Exercise requirements:
Go through the entries one line at a time, and gather every line that has the word "Home".

Material for this exercise:
....

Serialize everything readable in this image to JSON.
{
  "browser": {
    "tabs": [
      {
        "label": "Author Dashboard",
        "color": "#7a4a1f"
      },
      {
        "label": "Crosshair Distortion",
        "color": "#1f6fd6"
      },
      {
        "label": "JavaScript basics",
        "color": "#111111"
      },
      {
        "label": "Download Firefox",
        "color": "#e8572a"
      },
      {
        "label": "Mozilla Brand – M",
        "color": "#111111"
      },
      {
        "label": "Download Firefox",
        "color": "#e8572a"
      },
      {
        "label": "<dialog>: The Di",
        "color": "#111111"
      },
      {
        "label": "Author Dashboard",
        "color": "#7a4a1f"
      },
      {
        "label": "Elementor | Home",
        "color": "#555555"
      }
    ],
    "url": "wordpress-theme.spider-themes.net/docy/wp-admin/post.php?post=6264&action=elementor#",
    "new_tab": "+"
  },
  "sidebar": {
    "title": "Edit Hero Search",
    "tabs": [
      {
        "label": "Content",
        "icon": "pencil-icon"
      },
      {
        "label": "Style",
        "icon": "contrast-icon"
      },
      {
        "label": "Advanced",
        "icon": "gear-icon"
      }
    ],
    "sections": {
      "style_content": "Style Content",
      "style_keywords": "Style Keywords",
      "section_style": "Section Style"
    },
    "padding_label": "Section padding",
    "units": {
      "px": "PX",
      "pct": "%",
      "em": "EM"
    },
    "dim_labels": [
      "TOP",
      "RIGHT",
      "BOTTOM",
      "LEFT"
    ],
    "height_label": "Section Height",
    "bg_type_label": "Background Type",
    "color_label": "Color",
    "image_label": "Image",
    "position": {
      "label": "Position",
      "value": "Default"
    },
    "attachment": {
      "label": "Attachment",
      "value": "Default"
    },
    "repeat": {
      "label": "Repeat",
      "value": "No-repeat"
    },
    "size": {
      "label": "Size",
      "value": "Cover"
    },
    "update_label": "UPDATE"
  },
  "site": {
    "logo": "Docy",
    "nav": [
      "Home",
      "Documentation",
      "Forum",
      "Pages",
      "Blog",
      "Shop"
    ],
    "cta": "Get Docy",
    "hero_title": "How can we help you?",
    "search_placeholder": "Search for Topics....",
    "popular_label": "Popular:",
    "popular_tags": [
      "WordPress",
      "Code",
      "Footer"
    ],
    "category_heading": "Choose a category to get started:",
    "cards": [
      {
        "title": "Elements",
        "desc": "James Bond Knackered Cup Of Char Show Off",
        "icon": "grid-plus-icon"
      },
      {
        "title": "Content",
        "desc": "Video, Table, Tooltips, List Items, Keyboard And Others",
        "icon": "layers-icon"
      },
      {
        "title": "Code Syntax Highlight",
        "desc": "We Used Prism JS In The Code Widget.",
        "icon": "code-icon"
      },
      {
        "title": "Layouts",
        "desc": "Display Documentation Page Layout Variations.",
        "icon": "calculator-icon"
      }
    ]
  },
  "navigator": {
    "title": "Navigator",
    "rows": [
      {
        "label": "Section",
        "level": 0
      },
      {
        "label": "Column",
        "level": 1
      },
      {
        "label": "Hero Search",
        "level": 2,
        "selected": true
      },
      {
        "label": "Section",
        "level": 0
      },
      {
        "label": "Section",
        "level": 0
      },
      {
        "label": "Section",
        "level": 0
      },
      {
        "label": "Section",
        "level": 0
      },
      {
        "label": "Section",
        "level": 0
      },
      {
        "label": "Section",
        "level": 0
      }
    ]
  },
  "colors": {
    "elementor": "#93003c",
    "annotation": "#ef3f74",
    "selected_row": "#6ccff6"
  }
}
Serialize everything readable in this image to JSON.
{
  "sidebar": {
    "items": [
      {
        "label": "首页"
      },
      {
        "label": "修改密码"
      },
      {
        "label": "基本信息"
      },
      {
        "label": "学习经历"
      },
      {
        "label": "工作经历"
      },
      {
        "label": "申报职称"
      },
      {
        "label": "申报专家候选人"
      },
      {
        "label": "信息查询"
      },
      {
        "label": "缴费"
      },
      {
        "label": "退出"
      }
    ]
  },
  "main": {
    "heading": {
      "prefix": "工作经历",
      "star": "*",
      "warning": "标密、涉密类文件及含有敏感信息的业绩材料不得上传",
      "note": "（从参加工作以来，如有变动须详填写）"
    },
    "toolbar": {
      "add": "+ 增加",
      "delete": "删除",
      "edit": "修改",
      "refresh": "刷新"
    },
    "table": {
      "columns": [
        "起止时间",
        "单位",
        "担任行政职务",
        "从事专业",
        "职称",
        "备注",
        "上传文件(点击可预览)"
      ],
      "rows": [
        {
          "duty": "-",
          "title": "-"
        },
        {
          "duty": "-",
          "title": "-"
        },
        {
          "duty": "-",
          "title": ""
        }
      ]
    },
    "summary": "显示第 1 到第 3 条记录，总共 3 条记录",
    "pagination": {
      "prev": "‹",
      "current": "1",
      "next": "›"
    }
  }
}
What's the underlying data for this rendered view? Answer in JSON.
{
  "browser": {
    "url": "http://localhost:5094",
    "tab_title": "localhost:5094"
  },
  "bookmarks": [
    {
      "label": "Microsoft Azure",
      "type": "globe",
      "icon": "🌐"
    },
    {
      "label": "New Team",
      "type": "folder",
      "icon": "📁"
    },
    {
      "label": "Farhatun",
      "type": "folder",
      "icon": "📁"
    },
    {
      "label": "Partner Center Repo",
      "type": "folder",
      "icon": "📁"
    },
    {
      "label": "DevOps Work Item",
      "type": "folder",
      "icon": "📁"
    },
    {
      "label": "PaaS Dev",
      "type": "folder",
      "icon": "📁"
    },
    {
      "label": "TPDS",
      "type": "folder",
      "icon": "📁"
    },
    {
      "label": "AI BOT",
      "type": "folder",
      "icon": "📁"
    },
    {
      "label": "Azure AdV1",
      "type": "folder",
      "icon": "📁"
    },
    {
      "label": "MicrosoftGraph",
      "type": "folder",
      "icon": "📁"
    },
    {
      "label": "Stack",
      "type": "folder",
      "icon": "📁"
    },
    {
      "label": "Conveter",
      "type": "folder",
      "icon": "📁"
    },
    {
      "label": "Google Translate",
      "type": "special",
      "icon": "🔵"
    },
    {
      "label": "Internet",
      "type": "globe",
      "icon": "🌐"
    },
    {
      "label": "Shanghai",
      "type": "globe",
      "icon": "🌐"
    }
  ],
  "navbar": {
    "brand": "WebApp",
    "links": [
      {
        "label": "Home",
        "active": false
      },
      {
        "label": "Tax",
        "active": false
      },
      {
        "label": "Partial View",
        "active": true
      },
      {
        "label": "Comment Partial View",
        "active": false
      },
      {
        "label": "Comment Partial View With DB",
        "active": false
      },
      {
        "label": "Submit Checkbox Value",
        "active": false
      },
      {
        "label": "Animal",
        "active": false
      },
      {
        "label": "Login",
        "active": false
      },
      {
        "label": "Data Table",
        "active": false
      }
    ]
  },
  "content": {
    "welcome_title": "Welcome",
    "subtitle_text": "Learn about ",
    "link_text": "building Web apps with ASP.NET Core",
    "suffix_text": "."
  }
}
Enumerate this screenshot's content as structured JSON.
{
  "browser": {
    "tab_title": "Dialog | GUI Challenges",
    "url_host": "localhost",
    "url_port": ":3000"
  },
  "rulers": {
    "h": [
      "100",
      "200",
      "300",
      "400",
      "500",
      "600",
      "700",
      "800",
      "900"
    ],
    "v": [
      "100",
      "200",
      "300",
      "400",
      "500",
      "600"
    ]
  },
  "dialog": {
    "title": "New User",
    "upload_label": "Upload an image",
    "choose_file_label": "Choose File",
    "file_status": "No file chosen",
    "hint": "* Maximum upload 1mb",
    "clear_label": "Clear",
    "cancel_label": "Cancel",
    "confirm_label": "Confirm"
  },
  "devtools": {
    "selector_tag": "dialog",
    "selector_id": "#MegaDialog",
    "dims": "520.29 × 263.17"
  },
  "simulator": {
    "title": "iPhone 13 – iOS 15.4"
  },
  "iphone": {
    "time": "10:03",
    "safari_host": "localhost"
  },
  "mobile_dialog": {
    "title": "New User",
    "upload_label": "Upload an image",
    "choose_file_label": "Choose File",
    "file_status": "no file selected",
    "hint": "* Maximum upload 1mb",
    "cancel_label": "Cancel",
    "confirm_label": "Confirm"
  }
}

....

Complete answer:
        "label": "Elementor | Home",
      "Home",
        "label": "Home",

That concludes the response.